# WHAT IS EXPECTED
Look for the string "niet" in every line, and copy each line that has it.

# Dataset records

begin

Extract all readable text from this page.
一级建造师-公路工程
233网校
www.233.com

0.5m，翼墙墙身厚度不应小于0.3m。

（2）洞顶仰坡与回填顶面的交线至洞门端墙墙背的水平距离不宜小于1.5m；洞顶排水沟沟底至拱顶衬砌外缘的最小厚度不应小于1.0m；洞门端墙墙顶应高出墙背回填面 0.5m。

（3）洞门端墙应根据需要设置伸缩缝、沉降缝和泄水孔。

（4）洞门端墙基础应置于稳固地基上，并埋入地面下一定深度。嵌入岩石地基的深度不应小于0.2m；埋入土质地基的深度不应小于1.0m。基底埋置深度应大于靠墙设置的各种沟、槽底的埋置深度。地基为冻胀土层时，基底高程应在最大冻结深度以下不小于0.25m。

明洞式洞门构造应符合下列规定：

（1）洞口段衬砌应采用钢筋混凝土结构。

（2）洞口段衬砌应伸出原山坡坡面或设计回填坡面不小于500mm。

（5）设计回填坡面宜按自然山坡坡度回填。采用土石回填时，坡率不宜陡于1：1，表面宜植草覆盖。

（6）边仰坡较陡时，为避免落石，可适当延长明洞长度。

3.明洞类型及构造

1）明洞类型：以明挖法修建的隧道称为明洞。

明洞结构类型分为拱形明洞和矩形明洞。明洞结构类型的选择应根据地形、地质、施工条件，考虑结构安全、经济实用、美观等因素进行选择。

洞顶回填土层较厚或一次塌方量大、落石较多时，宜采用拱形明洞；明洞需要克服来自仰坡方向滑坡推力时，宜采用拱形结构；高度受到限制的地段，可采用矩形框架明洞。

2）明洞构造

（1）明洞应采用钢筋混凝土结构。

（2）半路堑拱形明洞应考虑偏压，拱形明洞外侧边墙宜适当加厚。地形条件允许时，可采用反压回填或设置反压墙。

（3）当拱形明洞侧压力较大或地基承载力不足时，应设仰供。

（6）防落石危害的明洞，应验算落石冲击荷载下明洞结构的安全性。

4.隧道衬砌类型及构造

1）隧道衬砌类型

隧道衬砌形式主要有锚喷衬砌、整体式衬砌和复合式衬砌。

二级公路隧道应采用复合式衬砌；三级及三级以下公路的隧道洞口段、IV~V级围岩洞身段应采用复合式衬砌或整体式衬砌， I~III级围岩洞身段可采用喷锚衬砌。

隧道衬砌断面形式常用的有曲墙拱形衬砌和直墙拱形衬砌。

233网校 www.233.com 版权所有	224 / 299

end
begin

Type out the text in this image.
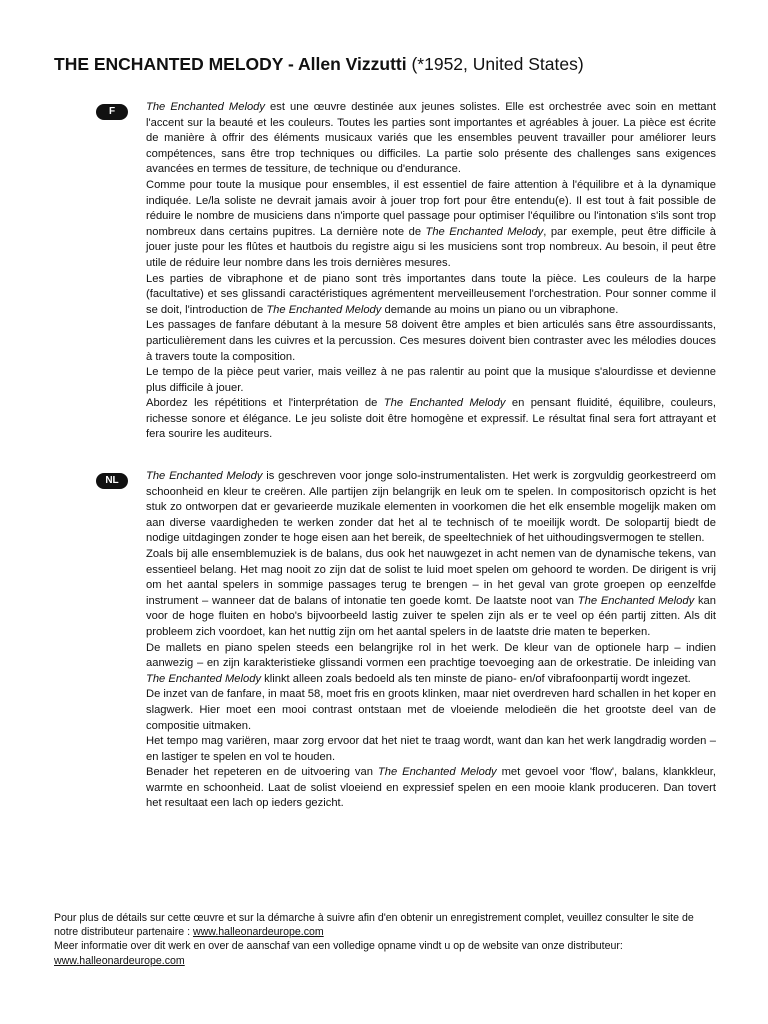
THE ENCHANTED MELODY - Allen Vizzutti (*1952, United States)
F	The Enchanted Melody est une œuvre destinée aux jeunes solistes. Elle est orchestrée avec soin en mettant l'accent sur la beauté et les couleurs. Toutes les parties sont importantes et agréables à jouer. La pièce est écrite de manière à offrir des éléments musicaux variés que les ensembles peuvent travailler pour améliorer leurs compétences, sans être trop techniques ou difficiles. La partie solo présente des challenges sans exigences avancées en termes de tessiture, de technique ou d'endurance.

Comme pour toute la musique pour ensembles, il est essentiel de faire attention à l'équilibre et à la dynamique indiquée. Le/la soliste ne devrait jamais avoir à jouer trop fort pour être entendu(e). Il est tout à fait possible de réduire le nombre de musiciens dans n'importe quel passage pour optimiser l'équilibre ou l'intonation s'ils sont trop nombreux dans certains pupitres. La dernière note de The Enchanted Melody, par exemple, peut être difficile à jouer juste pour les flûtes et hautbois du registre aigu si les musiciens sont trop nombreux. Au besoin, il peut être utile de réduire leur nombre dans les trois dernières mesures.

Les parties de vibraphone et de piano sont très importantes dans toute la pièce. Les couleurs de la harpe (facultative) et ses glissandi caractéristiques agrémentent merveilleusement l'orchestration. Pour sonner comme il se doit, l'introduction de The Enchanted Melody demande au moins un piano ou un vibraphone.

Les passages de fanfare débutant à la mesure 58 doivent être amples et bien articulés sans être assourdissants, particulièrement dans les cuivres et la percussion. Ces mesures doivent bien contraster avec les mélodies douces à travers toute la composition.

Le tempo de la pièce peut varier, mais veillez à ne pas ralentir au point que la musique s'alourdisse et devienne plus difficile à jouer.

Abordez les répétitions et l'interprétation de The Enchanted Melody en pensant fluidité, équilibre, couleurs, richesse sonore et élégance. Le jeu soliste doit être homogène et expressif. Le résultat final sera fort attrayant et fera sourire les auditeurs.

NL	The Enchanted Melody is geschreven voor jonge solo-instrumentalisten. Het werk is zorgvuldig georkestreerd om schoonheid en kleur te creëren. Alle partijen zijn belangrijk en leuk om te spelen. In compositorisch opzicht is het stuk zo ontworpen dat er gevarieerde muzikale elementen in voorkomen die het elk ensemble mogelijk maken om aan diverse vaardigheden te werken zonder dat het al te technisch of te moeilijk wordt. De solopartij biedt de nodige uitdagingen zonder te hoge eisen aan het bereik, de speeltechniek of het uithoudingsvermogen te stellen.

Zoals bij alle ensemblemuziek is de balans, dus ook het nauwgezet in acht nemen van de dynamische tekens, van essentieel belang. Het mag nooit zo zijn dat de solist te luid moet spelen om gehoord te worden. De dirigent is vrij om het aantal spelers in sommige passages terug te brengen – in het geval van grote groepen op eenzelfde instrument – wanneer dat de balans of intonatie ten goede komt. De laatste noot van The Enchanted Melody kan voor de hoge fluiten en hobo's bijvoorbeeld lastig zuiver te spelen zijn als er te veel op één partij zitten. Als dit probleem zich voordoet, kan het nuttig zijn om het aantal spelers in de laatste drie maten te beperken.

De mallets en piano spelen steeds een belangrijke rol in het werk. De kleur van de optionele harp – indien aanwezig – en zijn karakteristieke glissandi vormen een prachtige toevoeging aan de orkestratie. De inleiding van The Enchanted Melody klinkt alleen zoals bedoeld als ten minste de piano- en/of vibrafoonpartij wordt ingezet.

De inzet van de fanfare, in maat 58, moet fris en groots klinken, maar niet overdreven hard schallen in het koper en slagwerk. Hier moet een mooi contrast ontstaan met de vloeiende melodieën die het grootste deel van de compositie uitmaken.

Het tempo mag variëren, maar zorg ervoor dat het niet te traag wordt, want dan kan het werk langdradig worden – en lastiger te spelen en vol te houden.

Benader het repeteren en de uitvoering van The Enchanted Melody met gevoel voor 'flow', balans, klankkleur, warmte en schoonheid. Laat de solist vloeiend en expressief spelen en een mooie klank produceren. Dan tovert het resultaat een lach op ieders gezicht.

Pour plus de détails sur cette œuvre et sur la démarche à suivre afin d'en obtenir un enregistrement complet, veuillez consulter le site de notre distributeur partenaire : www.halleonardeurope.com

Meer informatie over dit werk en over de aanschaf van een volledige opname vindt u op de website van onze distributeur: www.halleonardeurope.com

end

# SOLUTION FOR THIS EXERCISE
De inzet van de fanfare, in maat 58, moet fris en groots klinken, maar niet overdreven hard schallen in het koper en slagwerk. Hier moet een mooi contrast ontstaan met de vloeiende melodieën die het grootste deel van de compositie uitmaken.
Het tempo mag variëren, maar zorg ervoor dat het niet te traag wordt, want dan kan het werk langdradig worden – en lastiger te spelen en vol te houden.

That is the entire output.